YOUR GOAL = Swap "y-tick-label" for "y-axis-tick" wherever it occurs in the material below, and write out every line again with nothing else altered.

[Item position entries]
>>>>

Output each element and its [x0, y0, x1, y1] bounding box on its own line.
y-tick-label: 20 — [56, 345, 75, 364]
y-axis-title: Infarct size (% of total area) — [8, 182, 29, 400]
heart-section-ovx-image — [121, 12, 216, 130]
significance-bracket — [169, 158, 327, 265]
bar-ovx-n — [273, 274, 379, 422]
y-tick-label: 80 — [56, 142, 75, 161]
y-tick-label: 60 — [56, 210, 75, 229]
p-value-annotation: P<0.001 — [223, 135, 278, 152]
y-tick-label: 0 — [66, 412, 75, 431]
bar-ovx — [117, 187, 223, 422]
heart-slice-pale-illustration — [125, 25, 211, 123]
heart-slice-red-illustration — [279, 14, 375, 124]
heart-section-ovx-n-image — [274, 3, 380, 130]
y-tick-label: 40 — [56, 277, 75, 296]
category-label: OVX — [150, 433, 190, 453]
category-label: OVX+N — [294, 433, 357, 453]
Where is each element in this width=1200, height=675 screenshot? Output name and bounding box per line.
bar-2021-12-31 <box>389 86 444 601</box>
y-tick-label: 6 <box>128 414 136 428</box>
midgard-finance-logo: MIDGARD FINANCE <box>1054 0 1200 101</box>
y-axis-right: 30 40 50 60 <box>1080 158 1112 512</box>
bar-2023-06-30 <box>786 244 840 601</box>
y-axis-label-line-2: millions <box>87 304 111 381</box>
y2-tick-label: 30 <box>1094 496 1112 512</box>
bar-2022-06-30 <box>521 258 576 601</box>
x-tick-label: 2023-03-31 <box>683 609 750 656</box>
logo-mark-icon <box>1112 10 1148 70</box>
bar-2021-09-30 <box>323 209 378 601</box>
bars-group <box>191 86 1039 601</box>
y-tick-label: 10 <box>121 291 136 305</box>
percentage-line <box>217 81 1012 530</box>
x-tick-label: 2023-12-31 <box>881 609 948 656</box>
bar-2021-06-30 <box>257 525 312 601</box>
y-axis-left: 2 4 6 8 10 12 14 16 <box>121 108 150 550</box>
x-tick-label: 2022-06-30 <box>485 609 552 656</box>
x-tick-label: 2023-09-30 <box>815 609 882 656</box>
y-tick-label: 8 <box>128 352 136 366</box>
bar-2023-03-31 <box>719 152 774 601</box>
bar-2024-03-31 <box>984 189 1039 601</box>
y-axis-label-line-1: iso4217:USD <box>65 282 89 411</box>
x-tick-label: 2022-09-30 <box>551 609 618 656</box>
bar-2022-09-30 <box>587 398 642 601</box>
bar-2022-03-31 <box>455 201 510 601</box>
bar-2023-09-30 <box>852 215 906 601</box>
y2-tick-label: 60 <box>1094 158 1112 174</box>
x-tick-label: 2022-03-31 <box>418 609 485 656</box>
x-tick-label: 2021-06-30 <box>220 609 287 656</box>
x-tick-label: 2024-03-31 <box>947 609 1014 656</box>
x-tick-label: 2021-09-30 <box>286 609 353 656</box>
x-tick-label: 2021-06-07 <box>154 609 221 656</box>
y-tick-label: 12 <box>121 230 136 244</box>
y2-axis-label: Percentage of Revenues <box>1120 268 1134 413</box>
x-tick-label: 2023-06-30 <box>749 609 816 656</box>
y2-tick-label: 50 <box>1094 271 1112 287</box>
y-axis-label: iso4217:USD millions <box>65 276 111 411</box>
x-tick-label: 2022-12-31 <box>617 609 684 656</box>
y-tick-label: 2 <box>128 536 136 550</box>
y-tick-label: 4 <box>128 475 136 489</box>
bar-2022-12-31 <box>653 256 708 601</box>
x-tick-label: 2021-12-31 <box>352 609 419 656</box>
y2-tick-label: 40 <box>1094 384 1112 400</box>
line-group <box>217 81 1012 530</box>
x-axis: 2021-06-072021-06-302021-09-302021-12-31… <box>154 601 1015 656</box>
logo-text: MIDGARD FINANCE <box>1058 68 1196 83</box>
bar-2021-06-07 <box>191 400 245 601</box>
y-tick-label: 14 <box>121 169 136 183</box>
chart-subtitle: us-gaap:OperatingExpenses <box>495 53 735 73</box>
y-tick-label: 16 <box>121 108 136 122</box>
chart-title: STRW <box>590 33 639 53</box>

<<<<

WRITTEN RESPONSE =
Output each element and its [x0, y0, x1, y1] bounding box on its own line.
y-axis-tick: 20 — [56, 345, 75, 364]
y-axis-title: Infarct size (% of total area) — [8, 182, 29, 400]
heart-section-ovx-image — [121, 12, 216, 130]
significance-bracket — [169, 158, 327, 265]
bar-ovx-n — [273, 274, 379, 422]
y-axis-tick: 80 — [56, 142, 75, 161]
y-axis-tick: 60 — [56, 210, 75, 229]
p-value-annotation: P<0.001 — [223, 135, 278, 152]
y-axis-tick: 0 — [66, 412, 75, 431]
bar-ovx — [117, 187, 223, 422]
heart-slice-pale-illustration — [125, 25, 211, 123]
heart-slice-red-illustration — [279, 14, 375, 124]
heart-section-ovx-n-image — [274, 3, 380, 130]
y-axis-tick: 40 — [56, 277, 75, 296]
category-label: OVX — [150, 433, 190, 453]
category-label: OVX+N — [294, 433, 357, 453]
Where is each element in this width=1200, height=675 screenshot? Output name and bounding box per line.
bar-2021-12-31 <box>389 86 444 601</box>
y-axis-tick: 6 <box>128 414 136 428</box>
midgard-finance-logo: MIDGARD FINANCE <box>1054 0 1200 101</box>
y-axis-right: 30 40 50 60 <box>1080 158 1112 512</box>
bar-2023-06-30 <box>786 244 840 601</box>
y-axis-label-line-2: millions <box>87 304 111 381</box>
y2-tick-label: 30 <box>1094 496 1112 512</box>
bar-2022-06-30 <box>521 258 576 601</box>
x-tick-label: 2023-03-31 <box>683 609 750 656</box>
logo-mark-icon <box>1112 10 1148 70</box>
bar-2021-09-30 <box>323 209 378 601</box>
bars-group <box>191 86 1039 601</box>
y-axis-tick: 10 <box>121 291 136 305</box>
percentage-line <box>217 81 1012 530</box>
x-tick-label: 2023-12-31 <box>881 609 948 656</box>
bar-2021-06-30 <box>257 525 312 601</box>
y-axis-left: 2 4 6 8 10 12 14 16 <box>121 108 150 550</box>
x-tick-label: 2022-06-30 <box>485 609 552 656</box>
x-tick-label: 2023-09-30 <box>815 609 882 656</box>
y-axis-tick: 8 <box>128 352 136 366</box>
bar-2023-03-31 <box>719 152 774 601</box>
bar-2024-03-31 <box>984 189 1039 601</box>
y-axis-label-line-1: iso4217:USD <box>65 282 89 411</box>
x-tick-label: 2022-09-30 <box>551 609 618 656</box>
bar-2022-09-30 <box>587 398 642 601</box>
bar-2022-03-31 <box>455 201 510 601</box>
bar-2023-09-30 <box>852 215 906 601</box>
y2-tick-label: 60 <box>1094 158 1112 174</box>
x-tick-label: 2022-03-31 <box>418 609 485 656</box>
x-tick-label: 2021-06-30 <box>220 609 287 656</box>
x-tick-label: 2024-03-31 <box>947 609 1014 656</box>
x-tick-label: 2021-09-30 <box>286 609 353 656</box>
x-tick-label: 2021-06-07 <box>154 609 221 656</box>
y-axis-tick: 12 <box>121 230 136 244</box>
y2-axis-label: Percentage of Revenues <box>1120 268 1134 413</box>
x-tick-label: 2023-06-30 <box>749 609 816 656</box>
y2-tick-label: 50 <box>1094 271 1112 287</box>
y-axis-label: iso4217:USD millions <box>65 276 111 411</box>
x-tick-label: 2022-12-31 <box>617 609 684 656</box>
y-axis-tick: 2 <box>128 536 136 550</box>
y-axis-tick: 4 <box>128 475 136 489</box>
bar-2022-12-31 <box>653 256 708 601</box>
x-tick-label: 2021-12-31 <box>352 609 419 656</box>
y2-tick-label: 40 <box>1094 384 1112 400</box>
line-group <box>217 81 1012 530</box>
x-axis: 2021-06-072021-06-302021-09-302021-12-31… <box>154 601 1015 656</box>
logo-text: MIDGARD FINANCE <box>1058 68 1196 83</box>
bar-2021-06-07 <box>191 400 245 601</box>
y-axis-tick: 14 <box>121 169 136 183</box>
chart-subtitle: us-gaap:OperatingExpenses <box>495 53 735 73</box>
y-axis-tick: 16 <box>121 108 136 122</box>
chart-title: STRW <box>590 33 639 53</box>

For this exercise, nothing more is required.